(Extracted material)
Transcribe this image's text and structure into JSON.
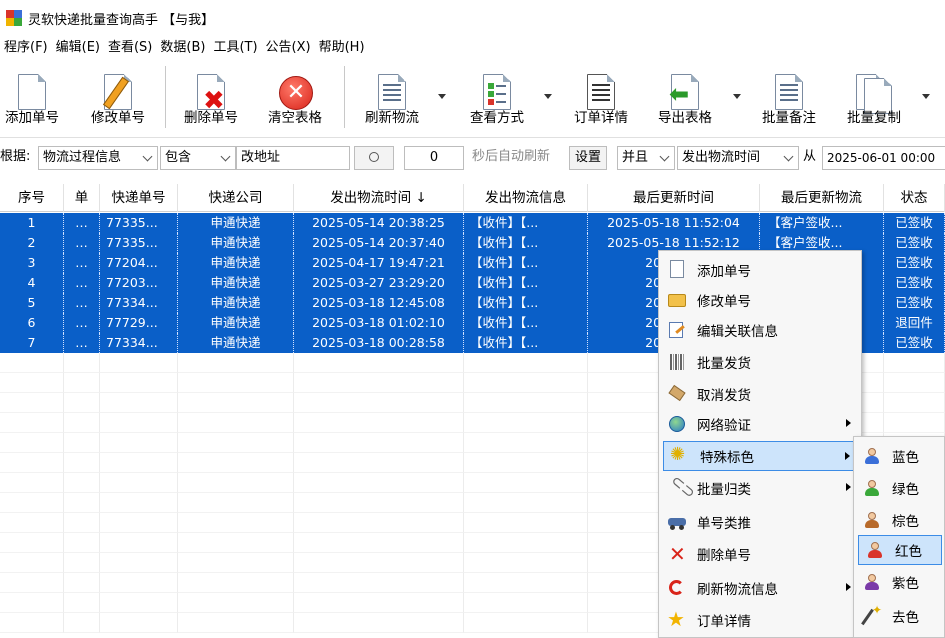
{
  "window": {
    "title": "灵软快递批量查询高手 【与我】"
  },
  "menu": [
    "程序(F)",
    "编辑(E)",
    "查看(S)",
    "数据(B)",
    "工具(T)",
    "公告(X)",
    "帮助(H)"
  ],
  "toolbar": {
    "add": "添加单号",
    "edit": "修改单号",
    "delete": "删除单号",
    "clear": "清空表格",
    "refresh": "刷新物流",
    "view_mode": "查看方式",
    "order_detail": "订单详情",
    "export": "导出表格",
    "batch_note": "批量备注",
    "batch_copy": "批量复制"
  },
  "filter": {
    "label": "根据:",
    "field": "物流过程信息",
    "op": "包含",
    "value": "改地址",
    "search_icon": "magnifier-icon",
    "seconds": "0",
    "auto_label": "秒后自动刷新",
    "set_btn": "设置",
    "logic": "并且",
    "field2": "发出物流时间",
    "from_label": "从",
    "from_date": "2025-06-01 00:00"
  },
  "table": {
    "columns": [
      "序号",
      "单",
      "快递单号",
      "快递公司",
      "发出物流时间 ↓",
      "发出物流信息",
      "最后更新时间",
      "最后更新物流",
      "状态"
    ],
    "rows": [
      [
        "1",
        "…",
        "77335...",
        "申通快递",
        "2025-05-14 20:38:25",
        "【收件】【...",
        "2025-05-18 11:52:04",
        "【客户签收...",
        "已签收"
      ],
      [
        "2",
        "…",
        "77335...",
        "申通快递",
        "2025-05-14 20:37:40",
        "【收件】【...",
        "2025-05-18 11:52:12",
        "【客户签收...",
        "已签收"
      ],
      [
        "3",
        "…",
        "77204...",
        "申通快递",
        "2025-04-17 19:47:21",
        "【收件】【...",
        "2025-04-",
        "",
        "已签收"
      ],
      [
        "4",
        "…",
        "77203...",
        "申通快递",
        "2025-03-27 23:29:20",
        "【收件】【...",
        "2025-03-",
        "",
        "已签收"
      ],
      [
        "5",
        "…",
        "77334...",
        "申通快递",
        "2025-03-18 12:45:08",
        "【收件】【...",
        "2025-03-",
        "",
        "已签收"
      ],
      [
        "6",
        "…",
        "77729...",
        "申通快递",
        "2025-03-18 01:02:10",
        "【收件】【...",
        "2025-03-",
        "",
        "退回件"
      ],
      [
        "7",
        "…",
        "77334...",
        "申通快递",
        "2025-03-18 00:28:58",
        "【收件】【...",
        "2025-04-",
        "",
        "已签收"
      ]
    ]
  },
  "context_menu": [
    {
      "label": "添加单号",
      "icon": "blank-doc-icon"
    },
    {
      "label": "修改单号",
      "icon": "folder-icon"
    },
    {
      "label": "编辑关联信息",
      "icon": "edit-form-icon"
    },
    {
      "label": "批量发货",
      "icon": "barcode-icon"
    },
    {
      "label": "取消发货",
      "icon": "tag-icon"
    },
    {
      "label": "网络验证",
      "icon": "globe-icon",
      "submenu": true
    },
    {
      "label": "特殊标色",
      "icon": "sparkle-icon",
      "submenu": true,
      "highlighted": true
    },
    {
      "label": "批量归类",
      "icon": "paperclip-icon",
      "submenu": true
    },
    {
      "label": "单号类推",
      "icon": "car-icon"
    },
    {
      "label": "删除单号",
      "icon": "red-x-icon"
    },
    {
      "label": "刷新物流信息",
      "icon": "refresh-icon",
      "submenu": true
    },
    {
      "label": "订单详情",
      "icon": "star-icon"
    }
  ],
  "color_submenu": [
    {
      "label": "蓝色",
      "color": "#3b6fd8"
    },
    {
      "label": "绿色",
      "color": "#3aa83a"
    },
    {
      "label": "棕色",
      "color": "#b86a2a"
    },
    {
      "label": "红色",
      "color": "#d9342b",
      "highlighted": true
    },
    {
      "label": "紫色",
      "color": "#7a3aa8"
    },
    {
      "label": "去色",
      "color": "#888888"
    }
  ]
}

==

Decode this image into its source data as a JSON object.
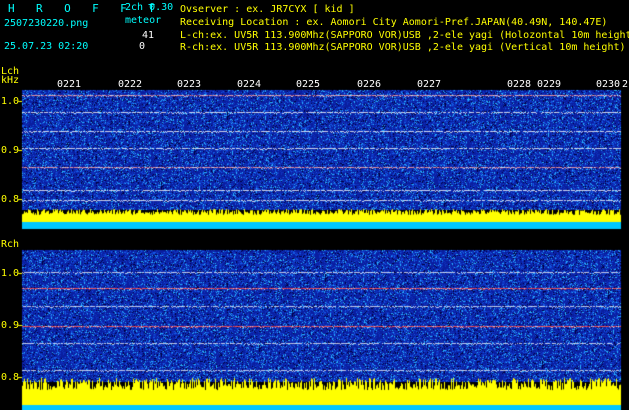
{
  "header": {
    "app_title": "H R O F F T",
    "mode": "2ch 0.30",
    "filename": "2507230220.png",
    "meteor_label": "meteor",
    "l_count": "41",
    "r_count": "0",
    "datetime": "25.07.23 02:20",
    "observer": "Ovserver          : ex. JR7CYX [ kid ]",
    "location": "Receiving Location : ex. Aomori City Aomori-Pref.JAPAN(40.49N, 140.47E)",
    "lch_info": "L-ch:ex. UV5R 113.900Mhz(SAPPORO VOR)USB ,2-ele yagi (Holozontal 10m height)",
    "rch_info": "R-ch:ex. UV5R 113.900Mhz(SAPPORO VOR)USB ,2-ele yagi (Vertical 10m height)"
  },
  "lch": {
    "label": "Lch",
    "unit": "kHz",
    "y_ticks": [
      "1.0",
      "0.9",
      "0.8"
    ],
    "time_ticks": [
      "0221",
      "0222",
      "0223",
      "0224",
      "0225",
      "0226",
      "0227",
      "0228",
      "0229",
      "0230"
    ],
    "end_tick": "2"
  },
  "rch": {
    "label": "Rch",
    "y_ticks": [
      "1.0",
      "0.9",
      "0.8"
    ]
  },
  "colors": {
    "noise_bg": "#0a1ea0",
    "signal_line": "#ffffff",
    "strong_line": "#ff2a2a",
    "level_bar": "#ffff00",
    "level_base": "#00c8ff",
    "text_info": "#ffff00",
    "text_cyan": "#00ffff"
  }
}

(Set exercise) Look over the material above and show each line where "JSON" appears.

(Completed exercise)
Transcribe this image's text and structure into JSON.
Decode this image into its source data as a JSON object.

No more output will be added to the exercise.